Collection entries:
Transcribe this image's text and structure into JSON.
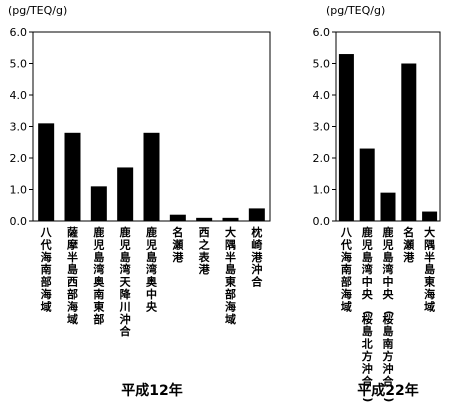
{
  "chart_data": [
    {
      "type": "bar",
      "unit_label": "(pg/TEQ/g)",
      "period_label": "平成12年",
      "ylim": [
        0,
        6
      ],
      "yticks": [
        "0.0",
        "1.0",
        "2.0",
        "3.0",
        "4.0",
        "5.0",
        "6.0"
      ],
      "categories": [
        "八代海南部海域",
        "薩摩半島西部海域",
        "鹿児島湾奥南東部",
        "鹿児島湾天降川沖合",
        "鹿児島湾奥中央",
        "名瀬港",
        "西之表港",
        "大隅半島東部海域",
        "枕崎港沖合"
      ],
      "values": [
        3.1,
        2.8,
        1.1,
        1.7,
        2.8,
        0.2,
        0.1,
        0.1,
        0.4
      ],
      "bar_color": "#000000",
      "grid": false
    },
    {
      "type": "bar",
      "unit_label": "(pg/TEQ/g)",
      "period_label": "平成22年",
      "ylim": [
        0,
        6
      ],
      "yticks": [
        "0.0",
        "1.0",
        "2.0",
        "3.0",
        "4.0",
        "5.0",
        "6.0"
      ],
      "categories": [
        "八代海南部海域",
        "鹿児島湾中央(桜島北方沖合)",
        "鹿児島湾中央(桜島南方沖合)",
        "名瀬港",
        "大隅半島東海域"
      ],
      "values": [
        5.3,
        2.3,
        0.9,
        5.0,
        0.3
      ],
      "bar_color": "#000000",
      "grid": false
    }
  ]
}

...

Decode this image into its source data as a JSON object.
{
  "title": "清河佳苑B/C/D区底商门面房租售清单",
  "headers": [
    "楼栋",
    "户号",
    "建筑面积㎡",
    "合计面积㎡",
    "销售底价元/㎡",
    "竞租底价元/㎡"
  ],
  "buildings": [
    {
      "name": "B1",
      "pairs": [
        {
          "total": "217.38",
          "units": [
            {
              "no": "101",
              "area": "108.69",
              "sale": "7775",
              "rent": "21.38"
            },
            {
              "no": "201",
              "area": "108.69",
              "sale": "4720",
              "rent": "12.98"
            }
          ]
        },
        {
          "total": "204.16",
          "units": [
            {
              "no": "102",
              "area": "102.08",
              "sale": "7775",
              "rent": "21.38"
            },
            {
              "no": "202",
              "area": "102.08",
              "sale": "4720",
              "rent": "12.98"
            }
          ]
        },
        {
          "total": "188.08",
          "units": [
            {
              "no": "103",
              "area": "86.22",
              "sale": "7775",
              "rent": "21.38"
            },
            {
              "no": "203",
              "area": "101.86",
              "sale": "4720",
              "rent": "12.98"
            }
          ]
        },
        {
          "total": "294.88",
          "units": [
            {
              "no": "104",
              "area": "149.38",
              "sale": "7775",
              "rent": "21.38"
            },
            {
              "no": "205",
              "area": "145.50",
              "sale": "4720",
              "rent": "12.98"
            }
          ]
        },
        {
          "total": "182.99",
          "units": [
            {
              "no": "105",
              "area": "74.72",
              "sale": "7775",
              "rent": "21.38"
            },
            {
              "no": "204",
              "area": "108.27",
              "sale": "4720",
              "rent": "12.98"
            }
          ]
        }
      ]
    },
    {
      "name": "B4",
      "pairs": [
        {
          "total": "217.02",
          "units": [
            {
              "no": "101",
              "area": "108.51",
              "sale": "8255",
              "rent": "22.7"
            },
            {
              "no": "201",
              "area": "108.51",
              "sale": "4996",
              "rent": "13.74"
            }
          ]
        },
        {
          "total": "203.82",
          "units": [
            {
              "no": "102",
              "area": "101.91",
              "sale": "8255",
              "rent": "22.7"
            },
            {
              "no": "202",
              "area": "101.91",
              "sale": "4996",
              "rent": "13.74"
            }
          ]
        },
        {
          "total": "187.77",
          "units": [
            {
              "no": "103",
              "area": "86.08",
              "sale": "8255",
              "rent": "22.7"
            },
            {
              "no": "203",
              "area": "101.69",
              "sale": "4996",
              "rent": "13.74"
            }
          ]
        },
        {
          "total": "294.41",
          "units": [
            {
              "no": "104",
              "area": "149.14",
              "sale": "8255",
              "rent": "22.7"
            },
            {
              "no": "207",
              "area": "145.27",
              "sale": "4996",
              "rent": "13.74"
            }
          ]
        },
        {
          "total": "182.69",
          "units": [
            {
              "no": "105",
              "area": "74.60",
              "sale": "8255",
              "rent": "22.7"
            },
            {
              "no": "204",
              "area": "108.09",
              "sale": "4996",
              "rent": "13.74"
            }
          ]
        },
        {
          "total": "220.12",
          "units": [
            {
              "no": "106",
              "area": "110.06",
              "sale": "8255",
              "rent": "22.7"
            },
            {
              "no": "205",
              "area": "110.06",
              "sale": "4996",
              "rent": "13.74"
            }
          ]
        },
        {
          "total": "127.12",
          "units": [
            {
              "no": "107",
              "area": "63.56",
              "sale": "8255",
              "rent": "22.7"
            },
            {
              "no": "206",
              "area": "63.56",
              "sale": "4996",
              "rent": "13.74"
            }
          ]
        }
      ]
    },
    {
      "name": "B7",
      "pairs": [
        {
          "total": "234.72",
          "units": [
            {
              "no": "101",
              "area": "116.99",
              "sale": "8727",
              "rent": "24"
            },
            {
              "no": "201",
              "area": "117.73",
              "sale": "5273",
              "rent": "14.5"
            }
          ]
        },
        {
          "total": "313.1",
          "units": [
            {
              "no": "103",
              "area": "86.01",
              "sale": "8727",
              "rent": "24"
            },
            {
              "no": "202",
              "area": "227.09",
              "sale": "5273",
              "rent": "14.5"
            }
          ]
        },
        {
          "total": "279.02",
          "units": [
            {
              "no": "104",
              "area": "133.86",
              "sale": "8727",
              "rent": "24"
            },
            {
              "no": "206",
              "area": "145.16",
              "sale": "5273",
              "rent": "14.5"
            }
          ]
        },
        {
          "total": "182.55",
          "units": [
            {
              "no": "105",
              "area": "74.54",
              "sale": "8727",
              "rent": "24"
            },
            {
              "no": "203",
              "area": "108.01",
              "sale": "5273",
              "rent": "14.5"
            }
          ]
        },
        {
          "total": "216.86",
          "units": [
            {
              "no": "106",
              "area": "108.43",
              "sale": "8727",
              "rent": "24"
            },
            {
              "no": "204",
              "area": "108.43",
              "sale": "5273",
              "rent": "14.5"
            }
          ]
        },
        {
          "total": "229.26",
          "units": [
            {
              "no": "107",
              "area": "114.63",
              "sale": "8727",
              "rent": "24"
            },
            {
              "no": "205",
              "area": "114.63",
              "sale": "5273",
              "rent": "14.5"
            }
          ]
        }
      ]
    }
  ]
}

--

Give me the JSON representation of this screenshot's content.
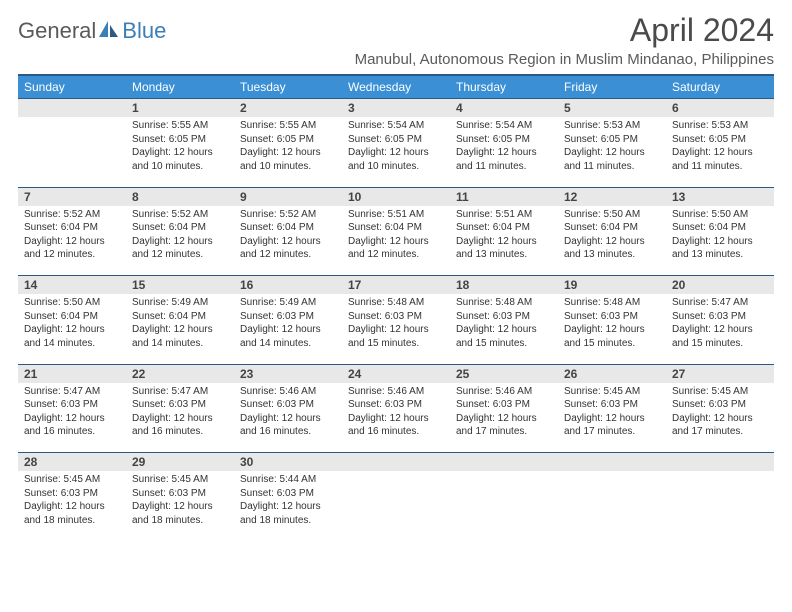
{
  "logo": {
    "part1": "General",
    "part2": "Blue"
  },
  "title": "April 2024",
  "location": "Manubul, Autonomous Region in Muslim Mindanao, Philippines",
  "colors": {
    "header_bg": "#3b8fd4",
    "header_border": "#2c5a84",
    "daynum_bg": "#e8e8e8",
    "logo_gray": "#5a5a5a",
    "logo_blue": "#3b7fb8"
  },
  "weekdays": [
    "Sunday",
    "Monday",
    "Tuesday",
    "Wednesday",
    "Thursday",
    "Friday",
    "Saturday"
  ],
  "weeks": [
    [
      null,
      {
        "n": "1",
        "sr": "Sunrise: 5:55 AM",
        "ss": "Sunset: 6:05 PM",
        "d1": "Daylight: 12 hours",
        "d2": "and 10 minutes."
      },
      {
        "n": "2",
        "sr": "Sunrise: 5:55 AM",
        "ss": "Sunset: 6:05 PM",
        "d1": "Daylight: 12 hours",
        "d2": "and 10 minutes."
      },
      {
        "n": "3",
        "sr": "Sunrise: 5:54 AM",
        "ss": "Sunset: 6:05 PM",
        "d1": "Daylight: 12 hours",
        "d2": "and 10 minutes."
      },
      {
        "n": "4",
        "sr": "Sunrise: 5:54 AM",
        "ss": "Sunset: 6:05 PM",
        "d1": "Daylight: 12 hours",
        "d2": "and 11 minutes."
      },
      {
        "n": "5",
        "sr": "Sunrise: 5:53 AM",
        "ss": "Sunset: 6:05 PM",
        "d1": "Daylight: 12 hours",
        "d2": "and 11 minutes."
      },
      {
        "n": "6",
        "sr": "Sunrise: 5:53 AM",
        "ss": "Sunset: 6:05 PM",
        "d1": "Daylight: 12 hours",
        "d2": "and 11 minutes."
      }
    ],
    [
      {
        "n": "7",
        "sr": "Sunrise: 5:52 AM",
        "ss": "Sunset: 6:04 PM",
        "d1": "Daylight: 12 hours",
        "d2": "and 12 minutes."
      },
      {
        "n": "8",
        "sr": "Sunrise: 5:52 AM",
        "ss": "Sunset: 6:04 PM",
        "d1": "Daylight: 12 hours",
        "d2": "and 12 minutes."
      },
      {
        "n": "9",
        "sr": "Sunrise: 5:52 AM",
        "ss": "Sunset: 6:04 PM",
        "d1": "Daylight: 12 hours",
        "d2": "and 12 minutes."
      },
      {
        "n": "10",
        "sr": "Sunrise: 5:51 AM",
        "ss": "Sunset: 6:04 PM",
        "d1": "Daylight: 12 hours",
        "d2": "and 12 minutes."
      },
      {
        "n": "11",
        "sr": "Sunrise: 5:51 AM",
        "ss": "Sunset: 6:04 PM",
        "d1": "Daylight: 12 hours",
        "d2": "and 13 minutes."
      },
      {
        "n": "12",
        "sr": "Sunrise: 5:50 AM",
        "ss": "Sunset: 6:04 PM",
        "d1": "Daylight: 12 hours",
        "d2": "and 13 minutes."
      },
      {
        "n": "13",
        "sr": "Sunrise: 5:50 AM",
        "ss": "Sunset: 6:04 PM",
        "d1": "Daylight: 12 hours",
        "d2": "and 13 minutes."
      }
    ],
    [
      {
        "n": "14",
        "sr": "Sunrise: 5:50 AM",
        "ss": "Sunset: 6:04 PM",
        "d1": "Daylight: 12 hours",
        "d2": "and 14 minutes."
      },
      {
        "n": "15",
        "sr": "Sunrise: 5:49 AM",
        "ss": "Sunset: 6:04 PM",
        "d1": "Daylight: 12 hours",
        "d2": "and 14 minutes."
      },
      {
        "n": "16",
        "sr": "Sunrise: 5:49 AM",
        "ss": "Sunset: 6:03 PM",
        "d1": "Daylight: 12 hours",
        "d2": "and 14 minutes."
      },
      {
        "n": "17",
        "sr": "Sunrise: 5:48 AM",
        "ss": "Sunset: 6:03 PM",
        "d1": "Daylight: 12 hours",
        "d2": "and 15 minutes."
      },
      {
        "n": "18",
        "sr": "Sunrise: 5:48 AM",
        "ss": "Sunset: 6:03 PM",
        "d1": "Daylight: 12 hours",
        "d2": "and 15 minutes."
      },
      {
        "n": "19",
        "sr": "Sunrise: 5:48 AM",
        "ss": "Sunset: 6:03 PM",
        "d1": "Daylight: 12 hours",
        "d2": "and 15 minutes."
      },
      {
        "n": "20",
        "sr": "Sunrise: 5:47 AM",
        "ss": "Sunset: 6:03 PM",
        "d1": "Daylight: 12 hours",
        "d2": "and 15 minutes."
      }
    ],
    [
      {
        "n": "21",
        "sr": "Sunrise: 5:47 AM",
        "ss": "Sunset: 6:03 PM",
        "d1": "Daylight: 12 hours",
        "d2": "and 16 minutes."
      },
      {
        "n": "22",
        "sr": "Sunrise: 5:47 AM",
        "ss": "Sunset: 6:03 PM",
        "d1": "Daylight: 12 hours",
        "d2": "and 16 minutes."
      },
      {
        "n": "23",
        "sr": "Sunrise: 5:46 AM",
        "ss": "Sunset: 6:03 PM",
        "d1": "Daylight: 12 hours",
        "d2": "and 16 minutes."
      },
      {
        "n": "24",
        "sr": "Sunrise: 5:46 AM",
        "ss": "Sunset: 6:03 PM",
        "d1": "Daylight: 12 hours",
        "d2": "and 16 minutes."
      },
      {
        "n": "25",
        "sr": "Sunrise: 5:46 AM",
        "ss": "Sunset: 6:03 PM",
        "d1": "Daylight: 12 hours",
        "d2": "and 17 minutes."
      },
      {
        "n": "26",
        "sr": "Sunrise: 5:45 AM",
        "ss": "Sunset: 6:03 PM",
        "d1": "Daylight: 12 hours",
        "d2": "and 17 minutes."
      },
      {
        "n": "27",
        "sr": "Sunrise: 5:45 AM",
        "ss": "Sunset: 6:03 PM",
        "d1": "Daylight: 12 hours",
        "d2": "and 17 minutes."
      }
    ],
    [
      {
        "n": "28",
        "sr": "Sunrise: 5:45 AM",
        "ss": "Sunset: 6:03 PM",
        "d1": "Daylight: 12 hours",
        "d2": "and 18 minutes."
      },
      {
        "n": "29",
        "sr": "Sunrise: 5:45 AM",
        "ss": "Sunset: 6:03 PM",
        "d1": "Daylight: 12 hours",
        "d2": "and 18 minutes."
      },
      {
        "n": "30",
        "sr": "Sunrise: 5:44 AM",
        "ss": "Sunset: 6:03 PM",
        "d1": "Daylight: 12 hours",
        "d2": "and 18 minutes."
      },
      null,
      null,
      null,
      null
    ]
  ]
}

EXERCISE AIM: Every line in the data above that contains "image" needs to be copied.

ANSWER TO THE PROBLEM:
Transcribe this image's text and structure into JSON.
Decode this image into its source data as a JSON object.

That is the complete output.